> YOUR GOAL: In the entries below, identify every line with the string "Mary" and copy it.

***** PROVIDED RECORDS *****

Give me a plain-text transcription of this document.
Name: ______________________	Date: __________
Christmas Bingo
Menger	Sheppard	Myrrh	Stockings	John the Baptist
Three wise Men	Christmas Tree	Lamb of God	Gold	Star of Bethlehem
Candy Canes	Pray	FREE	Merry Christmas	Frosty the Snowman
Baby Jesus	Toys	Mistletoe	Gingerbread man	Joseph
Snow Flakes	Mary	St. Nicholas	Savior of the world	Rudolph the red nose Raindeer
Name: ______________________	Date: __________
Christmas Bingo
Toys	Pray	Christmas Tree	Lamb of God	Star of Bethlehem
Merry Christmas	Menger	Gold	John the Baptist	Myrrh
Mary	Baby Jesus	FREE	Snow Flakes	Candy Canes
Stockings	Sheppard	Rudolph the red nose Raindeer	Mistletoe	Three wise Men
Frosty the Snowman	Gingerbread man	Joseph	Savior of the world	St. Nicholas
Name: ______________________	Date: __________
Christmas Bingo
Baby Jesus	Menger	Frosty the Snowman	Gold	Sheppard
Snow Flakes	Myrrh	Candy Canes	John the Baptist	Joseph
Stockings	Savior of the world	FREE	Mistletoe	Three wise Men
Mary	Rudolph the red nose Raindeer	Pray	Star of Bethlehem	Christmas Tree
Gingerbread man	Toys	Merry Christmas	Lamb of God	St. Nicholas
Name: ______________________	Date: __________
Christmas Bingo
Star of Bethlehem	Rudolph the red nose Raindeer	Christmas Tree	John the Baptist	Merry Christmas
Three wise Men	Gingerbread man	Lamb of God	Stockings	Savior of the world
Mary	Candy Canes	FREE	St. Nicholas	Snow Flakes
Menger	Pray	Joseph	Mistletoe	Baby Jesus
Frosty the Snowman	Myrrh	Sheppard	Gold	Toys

*****

> RIGHT ANSWER:
Snow Flakes	Mary	St. Nicholas	Savior of the world	Rudolph the red nose Raindeer
Mary	Baby Jesus	FREE	Snow Flakes	Candy Canes
Mary	Rudolph the red nose Raindeer	Pray	Star of Bethlehem	Christmas Tree
Mary	Candy Canes	FREE	St. Nicholas	Snow Flakes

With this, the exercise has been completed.